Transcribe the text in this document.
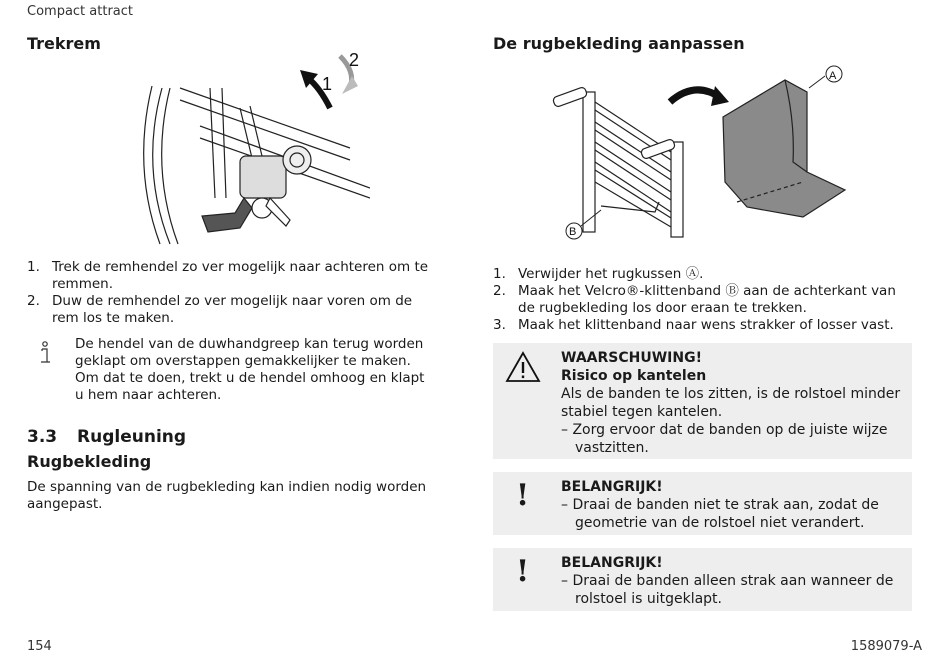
Compact attract
Trekrem
1
2
1. Trek de remhendel zo ver mogelijk naar achteren om te remmen.
2. Duw de remhendel zo ver mogelijk naar voren om de rem los te maken.
De hendel van de duwhandgreep kan terug worden geklapt om overstappen gemakkelijker te maken. Om dat te doen, trekt u de hendel omhoog en klapt u hem naar achteren.
3.3 Rugleuning
Rugbekleding
De spanning van de rugbekleding kan indien nodig worden aangepast.
De rugbekleding aanpassen
A
B
1. Verwijder het rugkussen Ⓐ.
2. Maak het Velcro®-klittenband Ⓑ aan de achterkant van de rugbekleding los door eraan te trekken.
3. Maak het klittenband naar wens strakker of losser vast.
WAARSCHUWING!
Risico op kantelen
Als de banden te los zitten, is de rolstoel minder stabiel tegen kantelen.
– Zorg ervoor dat de banden op de juiste wijze vastzitten.
! BELANGRIJK!
– Draai de banden niet te strak aan, zodat de geometrie van de rolstoel niet verandert.
! BELANGRIJK!
– Draai de banden alleen strak aan wanneer de rolstoel is uitgeklapt.
154	1589079-A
···
What is expected: All the lines above are to be given again exactly as they read, with the pictures removed.

Response to the task:
Transcribe the text in this document.
Compact attract
Trekrem
1
2
1. Trek de remhendel zo ver mogelijk naar achteren om te remmen.
2. Duw de remhendel zo ver mogelijk naar voren om de rem los te maken.
De hendel van de duwhandgreep kan terug worden geklapt om overstappen gemakkelijker te maken. Om dat te doen, trekt u de hendel omhoog en klapt u hem naar achteren.
3.3 Rugleuning
Rugbekleding
De spanning van de rugbekleding kan indien nodig worden aangepast.
De rugbekleding aanpassen
A
B
1. Verwijder het rugkussen Ⓐ.
2. Maak het Velcro®-klittenband Ⓑ aan de achterkant van de rugbekleding los door eraan te trekken.
3. Maak het klittenband naar wens strakker of losser vast.
WAARSCHUWING!
Risico op kantelen
Als de banden te los zitten, is de rolstoel minder stabiel tegen kantelen.
– Zorg ervoor dat de banden op de juiste wijze vastzitten.
! BELANGRIJK!
– Draai de banden niet te strak aan, zodat de geometrie van de rolstoel niet verandert.
! BELANGRIJK!
– Draai de banden alleen strak aan wanneer de rolstoel is uitgeklapt.
154	1589079-A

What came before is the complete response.